WHAT IS REQUIRED | Below are the records; collect from them each line containing the string "text".

::: RECORDS TO PROCESS :::

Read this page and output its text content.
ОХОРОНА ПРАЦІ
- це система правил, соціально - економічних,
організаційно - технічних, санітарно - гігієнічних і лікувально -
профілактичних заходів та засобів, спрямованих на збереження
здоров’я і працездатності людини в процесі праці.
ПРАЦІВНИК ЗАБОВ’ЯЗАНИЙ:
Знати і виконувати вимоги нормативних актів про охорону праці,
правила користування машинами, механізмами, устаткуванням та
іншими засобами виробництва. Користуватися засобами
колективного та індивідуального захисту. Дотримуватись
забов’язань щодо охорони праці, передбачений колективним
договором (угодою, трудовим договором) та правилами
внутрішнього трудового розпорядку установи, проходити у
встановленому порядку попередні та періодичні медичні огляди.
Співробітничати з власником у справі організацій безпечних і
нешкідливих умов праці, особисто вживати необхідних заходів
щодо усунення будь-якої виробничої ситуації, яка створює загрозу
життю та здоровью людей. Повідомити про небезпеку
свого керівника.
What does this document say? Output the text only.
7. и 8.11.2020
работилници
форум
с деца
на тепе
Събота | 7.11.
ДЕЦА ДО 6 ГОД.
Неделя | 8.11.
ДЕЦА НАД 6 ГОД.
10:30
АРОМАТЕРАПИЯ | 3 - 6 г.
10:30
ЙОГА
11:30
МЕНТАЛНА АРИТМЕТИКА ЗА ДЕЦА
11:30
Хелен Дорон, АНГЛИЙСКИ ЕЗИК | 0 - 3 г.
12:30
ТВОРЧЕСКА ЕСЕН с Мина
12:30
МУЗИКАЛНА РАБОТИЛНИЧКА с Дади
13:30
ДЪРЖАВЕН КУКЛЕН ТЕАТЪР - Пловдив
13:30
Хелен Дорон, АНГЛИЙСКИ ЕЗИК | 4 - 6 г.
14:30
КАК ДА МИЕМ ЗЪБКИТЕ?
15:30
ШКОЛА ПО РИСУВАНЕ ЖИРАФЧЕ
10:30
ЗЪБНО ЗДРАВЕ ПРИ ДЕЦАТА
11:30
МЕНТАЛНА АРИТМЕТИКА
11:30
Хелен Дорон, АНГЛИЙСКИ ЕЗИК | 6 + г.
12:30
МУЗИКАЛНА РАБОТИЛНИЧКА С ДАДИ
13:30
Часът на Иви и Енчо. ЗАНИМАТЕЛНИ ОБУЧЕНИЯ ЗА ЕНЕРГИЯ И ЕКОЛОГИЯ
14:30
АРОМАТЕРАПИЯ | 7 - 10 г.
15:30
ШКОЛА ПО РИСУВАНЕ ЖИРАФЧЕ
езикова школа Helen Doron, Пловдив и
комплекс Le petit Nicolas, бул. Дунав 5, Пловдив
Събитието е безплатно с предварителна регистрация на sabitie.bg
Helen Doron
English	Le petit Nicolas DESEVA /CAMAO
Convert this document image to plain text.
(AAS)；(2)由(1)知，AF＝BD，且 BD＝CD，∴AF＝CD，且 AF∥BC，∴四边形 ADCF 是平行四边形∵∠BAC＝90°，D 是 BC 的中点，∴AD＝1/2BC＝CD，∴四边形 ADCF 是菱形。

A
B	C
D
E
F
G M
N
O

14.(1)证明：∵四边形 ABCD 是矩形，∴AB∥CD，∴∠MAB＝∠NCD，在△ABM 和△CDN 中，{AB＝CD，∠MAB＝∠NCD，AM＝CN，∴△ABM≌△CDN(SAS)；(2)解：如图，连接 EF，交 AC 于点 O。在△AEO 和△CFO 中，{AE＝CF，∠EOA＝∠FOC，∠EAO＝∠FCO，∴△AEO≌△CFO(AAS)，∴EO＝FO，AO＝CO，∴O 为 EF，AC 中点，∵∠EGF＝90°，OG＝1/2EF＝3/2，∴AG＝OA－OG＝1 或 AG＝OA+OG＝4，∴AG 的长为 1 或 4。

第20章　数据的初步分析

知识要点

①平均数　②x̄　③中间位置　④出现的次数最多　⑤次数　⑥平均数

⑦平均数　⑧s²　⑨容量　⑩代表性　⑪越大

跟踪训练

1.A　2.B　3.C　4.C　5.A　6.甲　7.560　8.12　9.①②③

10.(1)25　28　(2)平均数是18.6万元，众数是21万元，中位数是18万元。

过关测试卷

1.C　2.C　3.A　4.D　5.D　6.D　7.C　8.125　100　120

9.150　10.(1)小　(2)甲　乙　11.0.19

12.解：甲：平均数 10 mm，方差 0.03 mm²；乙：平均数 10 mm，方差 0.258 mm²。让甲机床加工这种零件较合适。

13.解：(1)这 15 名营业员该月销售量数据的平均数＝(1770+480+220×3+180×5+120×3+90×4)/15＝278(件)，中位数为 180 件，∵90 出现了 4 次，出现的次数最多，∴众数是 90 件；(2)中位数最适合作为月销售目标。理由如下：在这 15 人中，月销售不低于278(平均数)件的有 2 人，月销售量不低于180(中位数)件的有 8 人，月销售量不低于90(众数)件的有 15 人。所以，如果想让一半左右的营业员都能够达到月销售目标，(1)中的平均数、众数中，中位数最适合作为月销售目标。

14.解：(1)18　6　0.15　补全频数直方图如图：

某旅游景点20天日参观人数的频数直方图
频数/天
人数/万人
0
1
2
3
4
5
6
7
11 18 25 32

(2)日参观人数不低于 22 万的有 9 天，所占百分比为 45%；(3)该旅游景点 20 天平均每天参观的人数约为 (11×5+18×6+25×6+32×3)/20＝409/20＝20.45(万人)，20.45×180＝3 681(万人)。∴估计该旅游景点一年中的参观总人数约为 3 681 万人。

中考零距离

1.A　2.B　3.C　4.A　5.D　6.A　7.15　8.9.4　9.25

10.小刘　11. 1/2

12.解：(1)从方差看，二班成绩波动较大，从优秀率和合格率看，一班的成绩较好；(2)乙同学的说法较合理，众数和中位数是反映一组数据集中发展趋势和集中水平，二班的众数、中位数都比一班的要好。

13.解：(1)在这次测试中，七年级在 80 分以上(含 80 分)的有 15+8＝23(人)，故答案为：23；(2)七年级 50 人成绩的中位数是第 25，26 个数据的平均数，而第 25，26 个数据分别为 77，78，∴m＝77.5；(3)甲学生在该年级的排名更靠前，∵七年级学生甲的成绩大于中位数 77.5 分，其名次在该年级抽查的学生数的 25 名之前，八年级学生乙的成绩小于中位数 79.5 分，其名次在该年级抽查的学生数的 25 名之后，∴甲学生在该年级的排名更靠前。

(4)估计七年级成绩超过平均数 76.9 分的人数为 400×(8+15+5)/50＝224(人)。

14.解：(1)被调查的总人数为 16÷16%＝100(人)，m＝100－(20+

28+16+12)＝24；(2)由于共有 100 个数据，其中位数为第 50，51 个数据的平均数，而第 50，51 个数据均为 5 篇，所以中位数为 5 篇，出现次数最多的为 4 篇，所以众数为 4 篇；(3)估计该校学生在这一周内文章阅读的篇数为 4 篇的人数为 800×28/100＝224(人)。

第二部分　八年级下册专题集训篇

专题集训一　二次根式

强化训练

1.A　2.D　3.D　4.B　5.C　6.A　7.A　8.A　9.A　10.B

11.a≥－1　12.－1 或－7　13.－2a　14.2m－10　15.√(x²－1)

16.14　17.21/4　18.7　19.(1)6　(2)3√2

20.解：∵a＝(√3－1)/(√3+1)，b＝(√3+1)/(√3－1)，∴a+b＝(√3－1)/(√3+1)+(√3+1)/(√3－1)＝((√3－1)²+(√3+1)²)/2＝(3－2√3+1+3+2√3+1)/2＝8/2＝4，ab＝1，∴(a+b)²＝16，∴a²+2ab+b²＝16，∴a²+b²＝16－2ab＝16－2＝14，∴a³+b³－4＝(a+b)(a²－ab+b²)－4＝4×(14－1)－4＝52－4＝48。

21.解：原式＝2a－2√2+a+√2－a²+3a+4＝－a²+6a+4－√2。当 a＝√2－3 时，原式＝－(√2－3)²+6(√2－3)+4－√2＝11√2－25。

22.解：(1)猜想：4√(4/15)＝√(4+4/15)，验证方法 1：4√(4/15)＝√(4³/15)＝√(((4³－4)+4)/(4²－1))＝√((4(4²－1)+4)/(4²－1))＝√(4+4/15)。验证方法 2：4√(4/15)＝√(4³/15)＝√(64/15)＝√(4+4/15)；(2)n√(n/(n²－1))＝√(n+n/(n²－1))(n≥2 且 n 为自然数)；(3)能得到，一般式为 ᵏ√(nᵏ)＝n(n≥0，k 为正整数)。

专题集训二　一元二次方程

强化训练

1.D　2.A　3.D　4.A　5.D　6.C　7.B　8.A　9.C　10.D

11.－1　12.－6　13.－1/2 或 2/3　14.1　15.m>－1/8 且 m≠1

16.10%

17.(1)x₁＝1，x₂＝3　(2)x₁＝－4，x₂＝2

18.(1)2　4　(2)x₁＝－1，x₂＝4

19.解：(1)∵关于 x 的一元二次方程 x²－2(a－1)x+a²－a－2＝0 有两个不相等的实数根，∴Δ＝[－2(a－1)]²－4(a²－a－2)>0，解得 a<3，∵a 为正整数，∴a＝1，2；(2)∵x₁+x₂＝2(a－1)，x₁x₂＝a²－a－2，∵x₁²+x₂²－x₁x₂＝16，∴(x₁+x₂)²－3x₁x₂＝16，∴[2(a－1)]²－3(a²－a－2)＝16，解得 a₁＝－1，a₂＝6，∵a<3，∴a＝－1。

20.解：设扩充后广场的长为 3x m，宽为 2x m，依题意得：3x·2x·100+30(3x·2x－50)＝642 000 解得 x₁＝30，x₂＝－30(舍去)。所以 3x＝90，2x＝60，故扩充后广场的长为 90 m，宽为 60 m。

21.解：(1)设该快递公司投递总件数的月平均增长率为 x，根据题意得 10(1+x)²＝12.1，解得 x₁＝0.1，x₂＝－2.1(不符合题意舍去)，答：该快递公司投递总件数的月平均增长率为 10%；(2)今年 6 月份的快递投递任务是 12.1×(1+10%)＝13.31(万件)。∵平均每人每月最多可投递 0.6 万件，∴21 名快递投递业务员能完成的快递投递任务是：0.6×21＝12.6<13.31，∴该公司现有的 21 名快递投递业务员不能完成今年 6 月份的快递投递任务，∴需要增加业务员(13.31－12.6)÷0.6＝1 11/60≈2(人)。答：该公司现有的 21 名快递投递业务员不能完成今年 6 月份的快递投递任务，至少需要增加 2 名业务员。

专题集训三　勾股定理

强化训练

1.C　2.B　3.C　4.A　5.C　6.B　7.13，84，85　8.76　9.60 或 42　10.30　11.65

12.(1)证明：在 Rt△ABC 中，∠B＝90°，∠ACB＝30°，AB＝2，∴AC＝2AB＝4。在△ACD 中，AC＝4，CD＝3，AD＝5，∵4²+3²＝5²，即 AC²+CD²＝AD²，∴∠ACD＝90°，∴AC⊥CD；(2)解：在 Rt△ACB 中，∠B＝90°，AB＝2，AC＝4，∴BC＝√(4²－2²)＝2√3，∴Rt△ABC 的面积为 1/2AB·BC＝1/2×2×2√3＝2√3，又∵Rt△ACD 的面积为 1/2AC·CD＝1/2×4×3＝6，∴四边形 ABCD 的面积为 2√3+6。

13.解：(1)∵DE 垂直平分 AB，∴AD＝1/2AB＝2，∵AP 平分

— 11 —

:::

SOLVED PROBLEM |
Read this page and output its text content.
What does this document say? Output the text only.
Convert this document image to plain text.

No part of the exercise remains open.